Yapılacak İşler
1) Cumhuriyet konulu yazıdan, "Demokrasiyi, cumhuriyeti birilerinin" ifadesinin geçtiği yerden başlayıp "olarak belletti bize..." ifadesinden sonra biten bölümü değiştirmeden alıntılayınız.
2) Cumhuriyet konulu yazıya göre aşağıdaki soruları yanıtlayınız:
(a) Yazının başında hangi tarih yer almaktadır?
(b) İlk ve ortaokulda cumhuriyet hangi tanımla öğretilmiştir?
(c) Atatürk ve arkadaşları bütün kurumları nihai olarak nereye bağlamıştır?
3) Cumhuriyet konulu yazıda terzinin ve demircinin elinde bulunduğu söylenen aletlerin tamamını sıralayınız.

Çarşamba, Ekim 17, 2007

ŞAPKA DÜŞECEK, KEL GÖRÜNECEK !...

Onlarca yıldır kifayetsiz siyasilerimiz yüzünden kimse kendi işine bakamıyor!...
Terzinin elinde örs ve çekiç; demircinin elinde de makas olunca, iki sanatkar da yetersiz kalıyor bizde kumaştan da oluyoruz demirden de!...
Demokrasiyi, cumhuriyeti birilerinin kavrayamadığını veya çok iyi anlayıp demokrasi ve cumhuriyetin sağladığı hareket alanlarını, hince kullandıklarını düşünmeye başladım. Bazı kavramların anlamlarını bilmek için -entel görünmek uğruna- ille de ansiklopediye bakmak gerekmiyor. İlk ve ortaokulda kitaplarımız da, öğretmenlerimiz de Cumhuriyet'i; "Milletin kendi kendini yönetmesi " olarak belletti bize...
Yani cumhuriyet; cumhurun yani milletin, yöneticilerini kendinin seçme sistemi... Düz mantıkla ve okuduğumuzu anladığımız haliyle de harika bir sistem.
Bu kadar harika bir sistemle biz neden iyi yönetilemiyoruz?!...
Ya biz iyi yönetilmeyi istemiyoruz, ya da yöneticimizi iyi seçecek kadar iyi değiliz. Neresinden bakarsak bakalım çuvaldızın ucu cumhura dokunuyor!...
Padişahlıktan Cumhuriyete geçilirken; Atatürk'ü Cumhur Reisi seçen cumhur, O'na ve arkadaşlarına devleti kurma yasalar hazırlama yetkisi vermiş. Allah(c.c.) hepsinden razı olsun iyi de yapmışlar. Aldıkları yetkiyle de Atatürk ve arkadaşları yeni devletin olmazsa olmaz kurallarını koymuşlar...
Kurumları kurmuş, yetkilerini belirlemiş, silsileten birbirine bağlanış şekillerini belirlemiş... Nihai olarak bütün kurumları da TBMM'ne bağlamışlar.

Etiketli kutu satırları:
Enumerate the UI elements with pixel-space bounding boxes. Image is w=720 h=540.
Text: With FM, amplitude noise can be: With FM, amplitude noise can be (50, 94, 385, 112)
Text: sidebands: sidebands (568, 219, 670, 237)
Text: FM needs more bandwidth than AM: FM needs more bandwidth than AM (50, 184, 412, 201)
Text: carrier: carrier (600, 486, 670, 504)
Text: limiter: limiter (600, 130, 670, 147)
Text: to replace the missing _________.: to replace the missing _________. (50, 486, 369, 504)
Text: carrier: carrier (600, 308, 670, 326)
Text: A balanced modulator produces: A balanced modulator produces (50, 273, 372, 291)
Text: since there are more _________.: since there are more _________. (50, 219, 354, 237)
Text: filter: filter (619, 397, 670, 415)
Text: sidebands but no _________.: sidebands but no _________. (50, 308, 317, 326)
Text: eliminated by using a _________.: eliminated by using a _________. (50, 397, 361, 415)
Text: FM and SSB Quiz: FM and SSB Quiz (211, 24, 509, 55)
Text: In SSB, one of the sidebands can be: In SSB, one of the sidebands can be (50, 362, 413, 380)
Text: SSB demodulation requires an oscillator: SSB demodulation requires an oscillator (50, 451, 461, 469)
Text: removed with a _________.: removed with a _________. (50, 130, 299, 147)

Görev Yanıtları
1)
Demokrasiyi, cumhuriyeti birilerinin kavrayamadığını veya çok iyi anlayıp demokrasi ve cumhuriyetin sağladığı hareket alanlarını, hince kullandıklarını düşünmeye başladım. Bazı kavramların anlamlarını bilmek için -entel görünmek uğruna- ille de ansiklopediye bakmak gerekmiyor. İlk ve ortaokulda kitaplarımız da, öğretmenlerimiz de Cumhuriyet'i; "Milletin kendi kendini yönetmesi " olarak belletti bize...

2)
(a) Çarşamba, Ekim 17, 2007
(b) "Milletin kendi kendini yönetmesi"
(c) TBMM'ne

3) örs, çekiç, makas